_WRITTEN REQUEST_
Every line that includes the word "values" is to be listed.

_INFORMATION SUPPLIED_
>>>

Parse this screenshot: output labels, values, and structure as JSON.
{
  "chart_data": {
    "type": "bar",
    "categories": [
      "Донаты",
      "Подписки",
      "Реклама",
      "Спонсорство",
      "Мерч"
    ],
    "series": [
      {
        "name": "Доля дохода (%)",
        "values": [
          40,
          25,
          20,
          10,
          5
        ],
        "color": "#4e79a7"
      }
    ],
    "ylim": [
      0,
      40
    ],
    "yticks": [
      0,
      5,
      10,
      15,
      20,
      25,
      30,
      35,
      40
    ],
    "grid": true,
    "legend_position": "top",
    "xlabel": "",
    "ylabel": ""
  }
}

<<<

_SOLUTION FOR THIS EXERCISE_
Parse this screenshot: output labels, values, and structure as JSON.
        "values": [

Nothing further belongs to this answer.